◆ **What you have to do**: Retype every line of the records below with no changes at all.
[begin Raw records]
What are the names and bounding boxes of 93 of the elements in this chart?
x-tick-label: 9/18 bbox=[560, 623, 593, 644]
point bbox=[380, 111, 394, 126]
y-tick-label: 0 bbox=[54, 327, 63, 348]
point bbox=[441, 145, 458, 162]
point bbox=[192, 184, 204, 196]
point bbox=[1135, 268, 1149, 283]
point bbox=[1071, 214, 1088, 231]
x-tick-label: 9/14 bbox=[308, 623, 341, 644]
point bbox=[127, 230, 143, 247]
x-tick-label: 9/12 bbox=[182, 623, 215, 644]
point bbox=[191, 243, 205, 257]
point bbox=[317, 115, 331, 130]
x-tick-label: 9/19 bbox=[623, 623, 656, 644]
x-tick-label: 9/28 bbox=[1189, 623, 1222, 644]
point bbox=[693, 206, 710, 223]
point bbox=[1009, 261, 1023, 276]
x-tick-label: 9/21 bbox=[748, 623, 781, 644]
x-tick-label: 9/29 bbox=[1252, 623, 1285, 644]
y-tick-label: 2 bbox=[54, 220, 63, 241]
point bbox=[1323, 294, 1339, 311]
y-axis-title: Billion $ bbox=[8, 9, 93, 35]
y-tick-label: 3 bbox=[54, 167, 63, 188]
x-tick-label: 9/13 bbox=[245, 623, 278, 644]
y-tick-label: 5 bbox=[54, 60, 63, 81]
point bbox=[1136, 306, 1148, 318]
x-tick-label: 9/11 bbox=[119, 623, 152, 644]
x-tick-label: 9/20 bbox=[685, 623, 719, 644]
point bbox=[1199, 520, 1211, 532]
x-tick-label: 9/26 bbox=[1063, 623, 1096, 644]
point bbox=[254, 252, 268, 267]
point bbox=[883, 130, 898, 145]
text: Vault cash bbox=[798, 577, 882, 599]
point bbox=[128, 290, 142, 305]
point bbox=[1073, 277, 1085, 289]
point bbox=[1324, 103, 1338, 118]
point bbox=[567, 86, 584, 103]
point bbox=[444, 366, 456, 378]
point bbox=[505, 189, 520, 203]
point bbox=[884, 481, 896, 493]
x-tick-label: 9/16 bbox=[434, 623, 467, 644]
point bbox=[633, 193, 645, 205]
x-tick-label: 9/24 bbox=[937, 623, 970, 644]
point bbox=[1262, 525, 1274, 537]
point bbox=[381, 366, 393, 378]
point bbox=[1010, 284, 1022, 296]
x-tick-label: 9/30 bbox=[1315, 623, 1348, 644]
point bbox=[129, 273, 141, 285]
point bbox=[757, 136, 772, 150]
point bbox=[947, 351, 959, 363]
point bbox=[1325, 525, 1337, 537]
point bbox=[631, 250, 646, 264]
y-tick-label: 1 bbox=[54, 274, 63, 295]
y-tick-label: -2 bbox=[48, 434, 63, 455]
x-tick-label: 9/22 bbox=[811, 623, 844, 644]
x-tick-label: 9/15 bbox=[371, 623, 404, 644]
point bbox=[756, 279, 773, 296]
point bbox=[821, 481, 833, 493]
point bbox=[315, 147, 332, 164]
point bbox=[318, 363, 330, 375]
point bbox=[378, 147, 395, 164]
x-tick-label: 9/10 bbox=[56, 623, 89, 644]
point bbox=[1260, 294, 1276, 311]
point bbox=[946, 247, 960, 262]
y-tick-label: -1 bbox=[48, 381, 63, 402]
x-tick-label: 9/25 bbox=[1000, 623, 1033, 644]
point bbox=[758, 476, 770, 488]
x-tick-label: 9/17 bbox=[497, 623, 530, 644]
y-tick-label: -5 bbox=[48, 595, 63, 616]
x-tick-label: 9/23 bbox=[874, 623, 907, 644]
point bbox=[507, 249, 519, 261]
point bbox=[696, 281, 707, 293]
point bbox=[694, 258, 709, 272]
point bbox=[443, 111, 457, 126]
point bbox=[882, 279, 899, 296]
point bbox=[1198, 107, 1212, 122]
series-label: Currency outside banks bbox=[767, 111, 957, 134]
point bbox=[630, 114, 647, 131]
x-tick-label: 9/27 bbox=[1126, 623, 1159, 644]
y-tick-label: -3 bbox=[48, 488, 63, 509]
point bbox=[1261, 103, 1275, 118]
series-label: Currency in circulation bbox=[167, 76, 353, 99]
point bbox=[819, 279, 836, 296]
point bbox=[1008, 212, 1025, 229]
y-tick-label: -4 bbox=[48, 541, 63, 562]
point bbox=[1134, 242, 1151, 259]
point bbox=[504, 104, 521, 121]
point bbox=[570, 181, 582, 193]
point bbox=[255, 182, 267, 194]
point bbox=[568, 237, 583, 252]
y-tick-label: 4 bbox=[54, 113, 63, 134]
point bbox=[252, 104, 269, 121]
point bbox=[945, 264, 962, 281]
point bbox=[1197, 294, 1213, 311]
[end Raw records]
◆ **Answer to the task**:
What are the names and bounding boxes of 93 of the elements in this chart?
x-tick-label: 9/18 bbox=[560, 623, 593, 644]
point bbox=[380, 111, 394, 126]
y-tick-label: 0 bbox=[54, 327, 63, 348]
point bbox=[441, 145, 458, 162]
point bbox=[192, 184, 204, 196]
point bbox=[1135, 268, 1149, 283]
point bbox=[1071, 214, 1088, 231]
x-tick-label: 9/14 bbox=[308, 623, 341, 644]
point bbox=[127, 230, 143, 247]
x-tick-label: 9/12 bbox=[182, 623, 215, 644]
point bbox=[191, 243, 205, 257]
point bbox=[317, 115, 331, 130]
x-tick-label: 9/19 bbox=[623, 623, 656, 644]
x-tick-label: 9/28 bbox=[1189, 623, 1222, 644]
point bbox=[693, 206, 710, 223]
point bbox=[1009, 261, 1023, 276]
x-tick-label: 9/21 bbox=[748, 623, 781, 644]
x-tick-label: 9/29 bbox=[1252, 623, 1285, 644]
y-tick-label: 2 bbox=[54, 220, 63, 241]
point bbox=[1323, 294, 1339, 311]
y-axis-title: Billion $ bbox=[8, 9, 93, 35]
y-tick-label: 3 bbox=[54, 167, 63, 188]
x-tick-label: 9/13 bbox=[245, 623, 278, 644]
y-tick-label: 5 bbox=[54, 60, 63, 81]
point bbox=[1136, 306, 1148, 318]
x-tick-label: 9/11 bbox=[119, 623, 152, 644]
x-tick-label: 9/20 bbox=[685, 623, 719, 644]
point bbox=[1199, 520, 1211, 532]
x-tick-label: 9/26 bbox=[1063, 623, 1096, 644]
point bbox=[254, 252, 268, 267]
point bbox=[883, 130, 898, 145]
text: Vault cash bbox=[798, 577, 882, 599]
point bbox=[128, 290, 142, 305]
point bbox=[1073, 277, 1085, 289]
point bbox=[1324, 103, 1338, 118]
point bbox=[567, 86, 584, 103]
point bbox=[444, 366, 456, 378]
point bbox=[505, 189, 520, 203]
point bbox=[884, 481, 896, 493]
x-tick-label: 9/16 bbox=[434, 623, 467, 644]
point bbox=[633, 193, 645, 205]
x-tick-label: 9/24 bbox=[937, 623, 970, 644]
point bbox=[1262, 525, 1274, 537]
point bbox=[381, 366, 393, 378]
point bbox=[1010, 284, 1022, 296]
x-tick-label: 9/30 bbox=[1315, 623, 1348, 644]
point bbox=[129, 273, 141, 285]
point bbox=[757, 136, 772, 150]
point bbox=[947, 351, 959, 363]
point bbox=[1325, 525, 1337, 537]
point bbox=[631, 250, 646, 264]
y-tick-label: 1 bbox=[54, 274, 63, 295]
y-tick-label: -2 bbox=[48, 434, 63, 455]
x-tick-label: 9/22 bbox=[811, 623, 844, 644]
x-tick-label: 9/15 bbox=[371, 623, 404, 644]
point bbox=[756, 279, 773, 296]
point bbox=[821, 481, 833, 493]
point bbox=[315, 147, 332, 164]
point bbox=[318, 363, 330, 375]
point bbox=[378, 147, 395, 164]
x-tick-label: 9/10 bbox=[56, 623, 89, 644]
point bbox=[1260, 294, 1276, 311]
point bbox=[946, 247, 960, 262]
y-tick-label: -1 bbox=[48, 381, 63, 402]
x-tick-label: 9/25 bbox=[1000, 623, 1033, 644]
point bbox=[758, 476, 770, 488]
x-tick-label: 9/17 bbox=[497, 623, 530, 644]
y-tick-label: -5 bbox=[48, 595, 63, 616]
x-tick-label: 9/23 bbox=[874, 623, 907, 644]
point bbox=[507, 249, 519, 261]
point bbox=[696, 281, 707, 293]
point bbox=[694, 258, 709, 272]
point bbox=[443, 111, 457, 126]
point bbox=[882, 279, 899, 296]
point bbox=[1198, 107, 1212, 122]
series-label: Currency outside banks bbox=[767, 111, 957, 134]
point bbox=[630, 114, 647, 131]
x-tick-label: 9/27 bbox=[1126, 623, 1159, 644]
y-tick-label: -3 bbox=[48, 488, 63, 509]
point bbox=[1261, 103, 1275, 118]
series-label: Currency in circulation bbox=[167, 76, 353, 99]
point bbox=[819, 279, 836, 296]
point bbox=[1008, 212, 1025, 229]
y-tick-label: -4 bbox=[48, 541, 63, 562]
point bbox=[1134, 242, 1151, 259]
point bbox=[504, 104, 521, 121]
point bbox=[570, 181, 582, 193]
point bbox=[255, 182, 267, 194]
point bbox=[568, 237, 583, 252]
y-tick-label: 4 bbox=[54, 113, 63, 134]
point bbox=[252, 104, 269, 121]
point bbox=[945, 264, 962, 281]
point bbox=[1197, 294, 1213, 311]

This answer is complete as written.